**PROMPT:**
Rewrite the lines from the one containing "quota-row[interactable]: 定 030801-274换" through the one containing "quota-row[interactable]: 030801-275 室内塑料给水管安装(承插", replacing "tree-item" with "tree-node" and leaving everything else unchanged.

## start TASK INPUTS

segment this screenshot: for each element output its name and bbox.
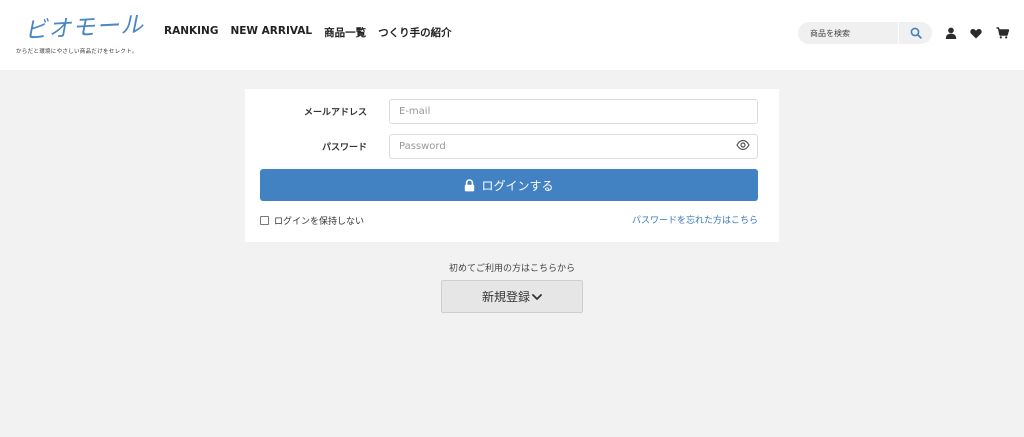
cart-icon[interactable] xyxy=(995,26,1009,40)
remember-label: ログインを保持しない xyxy=(274,217,365,227)
search-icon xyxy=(910,27,922,39)
site-logo[interactable]: ビオモール からだと環境にやさしい商品だけをセレクト。 xyxy=(16,6,156,58)
email-label: メールアドレス xyxy=(303,108,367,118)
heart-icon[interactable] xyxy=(969,26,983,40)
register-button-label: 新規登録 xyxy=(481,290,530,304)
email-field[interactable] xyxy=(389,99,758,124)
password-label: パスワード xyxy=(321,143,367,153)
remember-checkbox[interactable] xyxy=(260,216,269,225)
logo-tagline: からだと環境にやさしい商品だけをセレクト。 xyxy=(16,49,138,55)
user-icon[interactable] xyxy=(944,26,958,40)
nav-new-arrival[interactable]: NEW ARRIVAL xyxy=(230,25,312,40)
main-nav: RANKING NEW ARRIVAL 商品一覧 つくり手の紹介 xyxy=(164,25,452,40)
password-field[interactable] xyxy=(389,134,758,159)
logo-text: ビオモール xyxy=(23,11,145,45)
search-input[interactable] xyxy=(798,22,898,44)
first-time-text: 初めてご利用の方はこちらから xyxy=(448,264,575,274)
nav-makers[interactable]: つくり手の紹介 xyxy=(378,25,452,40)
register-button[interactable]: 新規登録 xyxy=(441,280,583,313)
eye-icon[interactable] xyxy=(736,139,750,151)
forgot-password-link[interactable]: パスワードを忘れた方はこちら xyxy=(632,213,758,226)
nav-products[interactable]: 商品一覧 xyxy=(324,25,366,40)
nav-ranking[interactable]: RANKING xyxy=(164,25,218,40)
search-button[interactable] xyxy=(899,22,932,44)
lock-icon xyxy=(465,178,475,191)
login-button[interactable]: ログインする xyxy=(260,169,758,201)
search-box xyxy=(798,22,932,44)
login-panel: メールアドレス パスワード ログインする ログインを保持しない パスワードを忘れ… xyxy=(245,89,779,242)
remember-login[interactable]: ログインを保持しない xyxy=(260,214,364,227)
chevron-down-icon xyxy=(532,293,542,300)
login-button-label: ログインする xyxy=(481,178,554,193)
site-header: ビオモール からだと環境にやさしい商品だけをセレクト。 RANKING NEW … xyxy=(0,0,1024,70)
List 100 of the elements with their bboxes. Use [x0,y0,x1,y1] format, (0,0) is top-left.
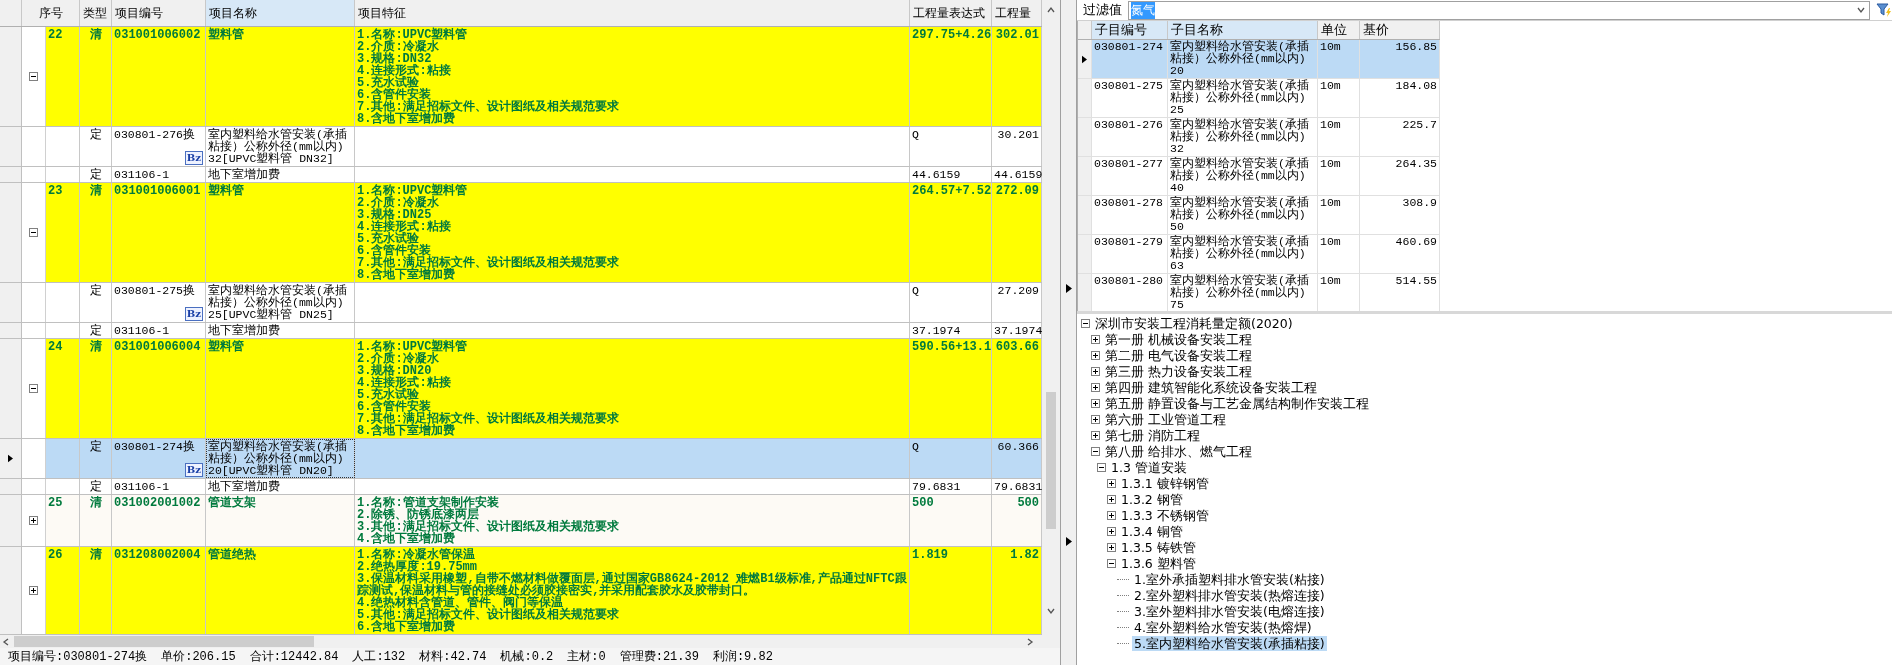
quota-row[interactable]: 定 030801-274换 Bz 室内塑料给水管安装(承插 粘接）公称外径(mm以内) 20[UPVC塑料管 DN20] Q 60.366 [0,439,1042,479]
status-item: 材料:42.74 [419,649,487,665]
tree-item[interactable]: 第二册 电气设备安装工程 [1103,347,1254,363]
table-cell: 室内塑料给水管安装(承插 粘接）公称外径(mm以内) 32 [1168,118,1318,156]
bill-row[interactable]: 23 清 031001006001 塑料管 1.名称:UPVC塑料管 2.介质:冷凝水 3.规格:DN25 4.连接形式:粘接 5.充水试验 6.含管件安装 7.其他:满足招标文件、设计图纸及相关规范要求 8.含地下室增加费 264.57+7.52 272.09 [0,183,1042,283]
column-header[interactable]: 子目名称 [1168,21,1318,39]
tree-item[interactable]: 1.3.5 铸铁管 [1119,539,1198,555]
table-cell: 室内塑料给水管安装(承插 粘接）公称外径(mm以内) 32[UPVC塑料管 DN32] [206,127,355,166]
collapse-icon[interactable] [1081,318,1090,328]
tree-item[interactable]: 1.3.4 铜管 [1119,523,1185,539]
tree-item[interactable]: 4.室外塑料给水管安装(热熔焊) [1132,619,1314,635]
quota-row[interactable]: 定 031106-1 地下室增加费 79.6831 79.6831 [0,479,1042,495]
table-cell: 1.819 [910,547,992,634]
scroll-thumb[interactable] [1046,392,1056,529]
tree-item[interactable]: 第三册 热力设备安装工程 [1103,363,1254,379]
quota-row[interactable]: 定 031106-1 地下室增加费 37.1974 37.1974 [0,323,1042,339]
column-header[interactable]: 子目编号 [1092,21,1168,39]
bill-row[interactable] [0,547,1042,635]
table-cell: 030801-275 [1092,79,1168,117]
horizontal-scrollbar[interactable] [0,635,1060,648]
bill-row[interactable]: 25 清 031002001002 管道支架 1.名称:管道支架制作安装 2.除锈、防锈底漆两层 3.其他:满足招标文件、设计图纸及相关规范要求 4.含地下室增加费 500 500 [0,495,1042,547]
table-cell: 031106-1 [112,167,206,182]
scroll-left-icon[interactable] [2,637,10,646]
tree-item[interactable]: 第五册 静置设备与工艺金属结构制作安装工程 [1103,395,1371,411]
quota-row[interactable]: 030801-275 室内塑料给水管安装(承插 粘接）公称外径(mm以内) 25 10m 184.08 [1078,79,1440,118]
quota-row[interactable]: 定 030801-276换 Bz 室内塑料给水管安装(承插 粘接）公称外径(mm以内) 32[UPVC塑料管 DN32] Q 30.201 [0,127,1042,167]
table-cell: 030801-276 [1092,118,1168,156]
quota-row[interactable]: 030801-276 室内塑料给水管安装(承插 粘接）公称外径(mm以内) 32 10m 225.7 [1078,118,1440,157]
expand-icon[interactable] [29,516,38,525]
expand-icon[interactable] [1091,366,1100,376]
tree-item[interactable]: 第一册 机械设备安装工程 [1103,331,1254,347]
table-cell: 264.35 [1360,157,1440,195]
scroll-down-icon[interactable] [1047,607,1055,615]
bill-row[interactable]: 24 清 031001006004 塑料管 1.名称:UPVC塑料管 2.介质:冷凝水 3.规格:DN20 4.连接形式:粘接 5.充水试验 6.含管件安装 7.其他:满足招标文件、设计图纸及相关规范要求 8.含地下室增加费 590.56+13.1 603.66 [0,339,1042,439]
scroll-thumb[interactable] [14,636,314,647]
expand-icon[interactable] [1091,398,1100,408]
row-header[interactable] [0,439,22,478]
tree-item[interactable]: 第七册 消防工程 [1103,427,1202,443]
tree-item[interactable]: 5.室内塑料给水管安装(承插粘接) [1132,635,1327,651]
table-cell: 10m [1318,79,1360,117]
expand-icon[interactable] [1107,510,1116,520]
tree-item[interactable]: 1.室外承插塑料排水管安装(粘接) [1132,571,1327,587]
quota-row[interactable]: 030801-279 室内塑料给水管安装(承插 粘接）公称外径(mm以内) 63 10m 460.69 [1078,235,1440,274]
filter-icon[interactable] [1876,2,1892,18]
table-cell: 264.57+7.52 [910,183,992,282]
table-cell: 10m [1318,274,1360,311]
tree-item[interactable]: 3.室外塑料排水管安装(电熔连接) [1132,603,1327,619]
table-cell: 184.08 [1360,79,1440,117]
dropdown-icon[interactable] [1857,6,1865,14]
status-item: 人工:132 [352,649,406,665]
vertical-scrollbar[interactable] [1042,0,1060,635]
expand-icon[interactable] [29,586,38,595]
column-header[interactable]: 项目名称 [206,0,355,26]
tree-item[interactable]: 2.室外塑料排水管安装(热熔连接) [1132,587,1327,603]
tree-item[interactable]: 1.3 管道安装 [1109,459,1189,475]
tree-item[interactable]: 1.3.3 不锈钢管 [1119,507,1211,523]
table-cell: 500 [910,495,992,546]
table-cell: 460.69 [1360,235,1440,273]
bill-row[interactable]: 22 清 031001006002 塑料管 1.名称:UPVC塑料管 2.介质:冷凝水 3.规格:DN32 4.连接形式:粘接 5.充水试验 6.含管件安装 7.其他:满足招标文件、设计图纸及相关规范要求 8.含地下室增加费 297.75+4.26 302.01 [0,27,1042,127]
table-cell: 031001006004 [112,339,206,438]
collapse-icon[interactable] [1091,446,1100,456]
tree-item[interactable]: 1.3.2 钢管 [1119,491,1185,507]
quota-row[interactable]: 030801-278 室内塑料给水管安装(承插 粘接）公称外径(mm以内) 50 10m 308.9 [1078,196,1440,235]
expand-icon[interactable] [1091,334,1100,344]
expand-icon[interactable] [1091,350,1100,360]
expand-icon[interactable] [1091,382,1100,392]
quota-row[interactable]: 030801-274 室内塑料给水管安装(承插 粘接）公称外径(mm以内) 20 10m 156.85 [1078,40,1440,79]
quota-row[interactable]: 定 031106-1 地下室增加费 44.6159 44.6159 [0,167,1042,183]
quota-row[interactable]: 030801-280 室内塑料给水管安装(承插 粘接）公称外径(mm以内) 75 10m 514.55 [1078,274,1440,311]
expand-icon[interactable] [1107,542,1116,552]
quota-row[interactable]: 030801-277 室内塑料给水管安装(承插 粘接）公称外径(mm以内) 40 10m 264.35 [1078,157,1440,196]
table-cell: 10m [1318,235,1360,273]
table-cell: 塑料管 [206,339,355,438]
expand-icon[interactable] [1107,494,1116,504]
tree-item[interactable]: 深圳市安装工程消耗量定额(2020) [1093,315,1295,331]
expand-icon[interactable] [1091,430,1100,440]
tree-item[interactable]: 1.3.1 镀锌钢管 [1119,475,1211,491]
collapse-icon[interactable] [29,72,38,81]
collapse-icon[interactable] [1107,558,1116,568]
column-header[interactable]: 类型 [80,0,112,26]
scroll-up-icon[interactable] [1047,6,1055,14]
expand-icon[interactable] [1107,478,1116,488]
collapse-icon[interactable] [29,384,38,393]
tree-item[interactable]: 1.3.6 塑料管 [1119,555,1198,571]
column-header[interactable]: 项目特征 [355,0,910,26]
feature-cell: 1.名称:管道支架制作安装 2.除锈、防锈底漆两层 3.其他:满足招标文件、设计图纸及相关规范要求 4.含地下室增加费 [355,495,910,546]
tree-item[interactable]: 第四册 建筑智能化系统设备安装工程 [1103,379,1319,395]
tree-item[interactable]: 第六册 工业管道工程 [1103,411,1228,427]
quota-row[interactable]: 定 030801-275换 Bz 室内塑料给水管安装(承插 粘接）公称外径(mm以内) 25[UPVC塑料管 DN25] Q 27.209 [0,283,1042,323]
column-header[interactable]: 工程量 [992,0,1042,26]
column-header[interactable]: 基价 [1360,21,1440,39]
collapse-icon[interactable] [1097,462,1106,472]
tree-item[interactable]: 第八册 给排水、燃气工程 [1103,443,1254,459]
column-header[interactable]: 项目编号 [112,0,206,26]
column-header[interactable]: 单位 [1318,21,1360,39]
expand-icon[interactable] [1091,414,1100,424]
scroll-right-icon[interactable] [1026,637,1034,646]
collapse-icon[interactable] [29,228,38,237]
expand-icon[interactable] [1107,526,1116,536]
column-header[interactable]: 工程量表达式 [910,0,992,26]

## end TASK INPUTS

**THE REPLY:**
quota-row[interactable]: 定 030801-274换 Bz 室内塑料给水管安装(承插 粘接）公称外径(mm以内) 20[UPVC塑料管 DN20] Q 60.366 [0,439,1042,479]
status-item: 材料:42.74 [419,649,487,665]
tree-node[interactable]: 第二册 电气设备安装工程 [1103,347,1254,363]
table-cell: 室内塑料给水管安装(承插 粘接）公称外径(mm以内) 32 [1168,118,1318,156]
bill-row[interactable]: 23 清 031001006001 塑料管 1.名称:UPVC塑料管 2.介质:冷凝水 3.规格:DN25 4.连接形式:粘接 5.充水试验 6.含管件安装 7.其他:满足招标文件、设计图纸及相关规范要求 8.含地下室增加费 264.57+7.52 272.09 [0,183,1042,283]
column-header[interactable]: 子目名称 [1168,21,1318,39]
tree-node[interactable]: 1.3.5 铸铁管 [1119,539,1198,555]
table-cell: 室内塑料给水管安装(承插 粘接）公称外径(mm以内) 32[UPVC塑料管 DN32] [206,127,355,166]
collapse-icon[interactable] [1081,318,1090,328]
tree-node[interactable]: 1.3.4 铜管 [1119,523,1185,539]
tree-node[interactable]: 4.室外塑料给水管安装(热熔焊) [1132,619,1314,635]
quota-row[interactable]: 定 031106-1 地下室增加费 79.6831 79.6831 [0,479,1042,495]
table-cell: 1.819 [910,547,992,634]
scroll-thumb[interactable] [1046,392,1056,529]
tree-node[interactable]: 第三册 热力设备安装工程 [1103,363,1254,379]
quota-row[interactable]: 定 031106-1 地下室增加费 37.1974 37.1974 [0,323,1042,339]
column-header[interactable]: 子目编号 [1092,21,1168,39]
bill-row[interactable] [0,547,1042,635]
table-cell: 030801-275 [1092,79,1168,117]
horizontal-scrollbar[interactable] [0,635,1060,648]
bill-row[interactable]: 25 清 031002001002 管道支架 1.名称:管道支架制作安装 2.除锈、防锈底漆两层 3.其他:满足招标文件、设计图纸及相关规范要求 4.含地下室增加费 500 500 [0,495,1042,547]
table-cell: 031106-1 [112,167,206,182]
scroll-left-icon[interactable] [2,637,10,646]
tree-node[interactable]: 第五册 静置设备与工艺金属结构制作安装工程 [1103,395,1371,411]
quota-row[interactable]: 030801-275 室内塑料给水管安装(承插 粘接）公称外径(mm以内) 25 10m 184.08 [1078,79,1440,118]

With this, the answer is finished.